• What you should do:
Check each line of the records below for the word "title" and copy those where it appears.

(Dataset entries on figures)
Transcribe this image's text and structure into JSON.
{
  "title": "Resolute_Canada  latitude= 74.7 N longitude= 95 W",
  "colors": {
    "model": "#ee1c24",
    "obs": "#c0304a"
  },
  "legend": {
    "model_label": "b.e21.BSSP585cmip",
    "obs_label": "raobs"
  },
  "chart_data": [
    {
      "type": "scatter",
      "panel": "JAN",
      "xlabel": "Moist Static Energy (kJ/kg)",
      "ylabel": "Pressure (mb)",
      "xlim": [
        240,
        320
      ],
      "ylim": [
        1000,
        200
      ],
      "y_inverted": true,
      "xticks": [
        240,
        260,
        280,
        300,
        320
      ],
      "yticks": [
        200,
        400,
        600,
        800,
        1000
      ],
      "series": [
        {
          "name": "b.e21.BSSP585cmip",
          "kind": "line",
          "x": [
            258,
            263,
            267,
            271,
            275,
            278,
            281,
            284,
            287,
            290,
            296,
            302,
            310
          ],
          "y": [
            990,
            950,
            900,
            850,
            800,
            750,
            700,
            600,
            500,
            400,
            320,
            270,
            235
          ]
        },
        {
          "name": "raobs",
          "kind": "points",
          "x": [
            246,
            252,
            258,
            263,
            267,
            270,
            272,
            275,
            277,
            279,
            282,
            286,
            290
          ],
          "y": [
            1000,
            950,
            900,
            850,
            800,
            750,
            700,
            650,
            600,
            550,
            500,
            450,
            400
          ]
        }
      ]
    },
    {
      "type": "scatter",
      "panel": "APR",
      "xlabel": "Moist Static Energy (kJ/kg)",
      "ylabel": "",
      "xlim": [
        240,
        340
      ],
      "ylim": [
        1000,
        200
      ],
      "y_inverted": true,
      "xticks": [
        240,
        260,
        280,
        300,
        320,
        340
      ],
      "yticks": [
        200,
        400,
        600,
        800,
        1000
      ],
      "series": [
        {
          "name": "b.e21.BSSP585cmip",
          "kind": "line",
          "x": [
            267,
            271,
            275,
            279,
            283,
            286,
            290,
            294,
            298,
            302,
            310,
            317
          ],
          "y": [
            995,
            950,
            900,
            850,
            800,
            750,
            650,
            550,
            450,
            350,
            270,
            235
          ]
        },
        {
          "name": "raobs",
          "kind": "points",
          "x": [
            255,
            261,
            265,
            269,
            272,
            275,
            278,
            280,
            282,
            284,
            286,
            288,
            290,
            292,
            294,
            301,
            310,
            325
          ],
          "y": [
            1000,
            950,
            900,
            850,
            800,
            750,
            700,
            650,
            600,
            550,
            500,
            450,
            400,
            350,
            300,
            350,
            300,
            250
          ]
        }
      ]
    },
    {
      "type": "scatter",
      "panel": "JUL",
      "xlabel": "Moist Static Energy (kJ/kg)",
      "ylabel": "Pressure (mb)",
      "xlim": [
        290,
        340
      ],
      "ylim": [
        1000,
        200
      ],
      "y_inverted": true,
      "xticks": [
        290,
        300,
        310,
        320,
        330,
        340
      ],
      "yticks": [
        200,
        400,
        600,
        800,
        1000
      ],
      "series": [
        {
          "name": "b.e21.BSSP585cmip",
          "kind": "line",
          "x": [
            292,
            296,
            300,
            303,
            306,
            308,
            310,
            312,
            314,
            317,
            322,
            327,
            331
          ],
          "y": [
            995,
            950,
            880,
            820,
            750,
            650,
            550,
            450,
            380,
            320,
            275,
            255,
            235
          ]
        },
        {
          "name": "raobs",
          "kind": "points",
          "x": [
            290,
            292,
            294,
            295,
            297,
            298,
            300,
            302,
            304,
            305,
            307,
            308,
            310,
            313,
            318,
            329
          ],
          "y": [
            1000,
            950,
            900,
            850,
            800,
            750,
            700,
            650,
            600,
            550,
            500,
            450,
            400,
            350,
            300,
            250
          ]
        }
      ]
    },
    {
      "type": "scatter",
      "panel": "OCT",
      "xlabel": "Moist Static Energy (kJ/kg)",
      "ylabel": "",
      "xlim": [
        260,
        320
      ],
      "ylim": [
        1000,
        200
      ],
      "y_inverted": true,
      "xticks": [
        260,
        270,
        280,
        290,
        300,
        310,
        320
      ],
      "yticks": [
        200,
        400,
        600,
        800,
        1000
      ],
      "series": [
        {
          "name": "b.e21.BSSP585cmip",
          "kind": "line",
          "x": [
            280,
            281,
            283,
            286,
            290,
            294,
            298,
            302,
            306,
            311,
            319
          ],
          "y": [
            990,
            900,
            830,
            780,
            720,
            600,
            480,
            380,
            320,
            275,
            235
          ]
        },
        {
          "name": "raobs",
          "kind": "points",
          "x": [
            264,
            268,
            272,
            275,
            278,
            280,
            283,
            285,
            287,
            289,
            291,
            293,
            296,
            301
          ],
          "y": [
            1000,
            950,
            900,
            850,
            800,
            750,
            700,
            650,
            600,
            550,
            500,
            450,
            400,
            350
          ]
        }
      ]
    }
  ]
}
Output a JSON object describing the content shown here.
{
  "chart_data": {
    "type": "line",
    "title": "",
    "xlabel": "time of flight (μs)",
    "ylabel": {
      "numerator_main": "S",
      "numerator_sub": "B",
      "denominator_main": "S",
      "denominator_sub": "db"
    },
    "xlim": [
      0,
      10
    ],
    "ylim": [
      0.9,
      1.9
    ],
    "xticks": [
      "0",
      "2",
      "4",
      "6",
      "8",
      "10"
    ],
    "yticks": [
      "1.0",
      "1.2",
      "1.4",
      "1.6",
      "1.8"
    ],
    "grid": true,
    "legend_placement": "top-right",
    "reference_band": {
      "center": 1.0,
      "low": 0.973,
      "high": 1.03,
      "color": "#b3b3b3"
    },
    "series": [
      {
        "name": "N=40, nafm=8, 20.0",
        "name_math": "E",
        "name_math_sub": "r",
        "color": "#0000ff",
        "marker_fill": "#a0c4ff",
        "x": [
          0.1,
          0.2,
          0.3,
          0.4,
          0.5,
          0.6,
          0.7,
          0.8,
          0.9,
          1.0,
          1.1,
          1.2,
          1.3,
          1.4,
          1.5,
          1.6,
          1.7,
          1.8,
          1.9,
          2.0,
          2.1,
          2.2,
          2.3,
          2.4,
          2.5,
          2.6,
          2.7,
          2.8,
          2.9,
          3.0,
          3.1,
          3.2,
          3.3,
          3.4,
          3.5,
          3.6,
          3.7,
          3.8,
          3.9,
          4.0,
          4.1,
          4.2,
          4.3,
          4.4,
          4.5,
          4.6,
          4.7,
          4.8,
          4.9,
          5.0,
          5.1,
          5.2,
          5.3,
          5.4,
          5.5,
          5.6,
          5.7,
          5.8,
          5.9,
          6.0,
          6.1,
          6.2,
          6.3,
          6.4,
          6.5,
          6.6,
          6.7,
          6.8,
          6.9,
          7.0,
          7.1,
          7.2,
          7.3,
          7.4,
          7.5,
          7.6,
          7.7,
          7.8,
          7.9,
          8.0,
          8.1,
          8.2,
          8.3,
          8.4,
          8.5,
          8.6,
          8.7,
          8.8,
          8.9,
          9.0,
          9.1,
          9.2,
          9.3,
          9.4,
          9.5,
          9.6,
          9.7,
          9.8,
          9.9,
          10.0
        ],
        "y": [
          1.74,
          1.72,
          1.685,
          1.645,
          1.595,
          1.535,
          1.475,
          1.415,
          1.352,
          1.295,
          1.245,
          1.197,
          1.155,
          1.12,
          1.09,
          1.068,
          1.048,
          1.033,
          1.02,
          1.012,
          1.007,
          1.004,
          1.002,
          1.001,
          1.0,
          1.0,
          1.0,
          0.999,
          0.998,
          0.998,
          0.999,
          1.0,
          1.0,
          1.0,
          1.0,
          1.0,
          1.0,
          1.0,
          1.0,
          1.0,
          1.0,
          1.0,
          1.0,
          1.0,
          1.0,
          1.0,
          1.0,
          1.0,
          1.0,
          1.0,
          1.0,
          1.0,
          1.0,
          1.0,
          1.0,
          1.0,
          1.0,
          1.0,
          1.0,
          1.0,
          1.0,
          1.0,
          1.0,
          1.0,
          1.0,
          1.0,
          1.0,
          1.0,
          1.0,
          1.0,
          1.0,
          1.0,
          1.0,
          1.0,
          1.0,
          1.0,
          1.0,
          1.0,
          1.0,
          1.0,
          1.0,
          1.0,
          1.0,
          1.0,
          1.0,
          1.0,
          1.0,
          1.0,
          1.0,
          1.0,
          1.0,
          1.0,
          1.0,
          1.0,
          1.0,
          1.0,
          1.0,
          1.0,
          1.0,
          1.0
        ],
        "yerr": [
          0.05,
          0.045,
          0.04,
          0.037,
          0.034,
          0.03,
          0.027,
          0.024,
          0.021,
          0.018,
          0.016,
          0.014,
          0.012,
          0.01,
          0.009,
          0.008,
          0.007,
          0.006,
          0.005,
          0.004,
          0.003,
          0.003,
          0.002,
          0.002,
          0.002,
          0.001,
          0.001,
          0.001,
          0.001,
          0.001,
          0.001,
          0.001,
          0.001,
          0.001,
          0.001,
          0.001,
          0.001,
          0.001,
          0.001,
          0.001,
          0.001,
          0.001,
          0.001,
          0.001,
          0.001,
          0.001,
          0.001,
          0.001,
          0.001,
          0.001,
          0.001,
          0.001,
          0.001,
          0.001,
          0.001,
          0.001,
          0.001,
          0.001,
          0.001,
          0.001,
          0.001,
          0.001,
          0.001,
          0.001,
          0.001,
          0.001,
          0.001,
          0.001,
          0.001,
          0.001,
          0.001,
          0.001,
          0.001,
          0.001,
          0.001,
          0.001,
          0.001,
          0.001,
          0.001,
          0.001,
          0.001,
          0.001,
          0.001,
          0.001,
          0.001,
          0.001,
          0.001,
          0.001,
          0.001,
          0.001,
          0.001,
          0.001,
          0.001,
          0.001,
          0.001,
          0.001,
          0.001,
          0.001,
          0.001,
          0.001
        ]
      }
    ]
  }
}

• Written response:
  "title": "Resolute_Canada  latitude= 74.7 N longitude= 95 W",
    "title": "",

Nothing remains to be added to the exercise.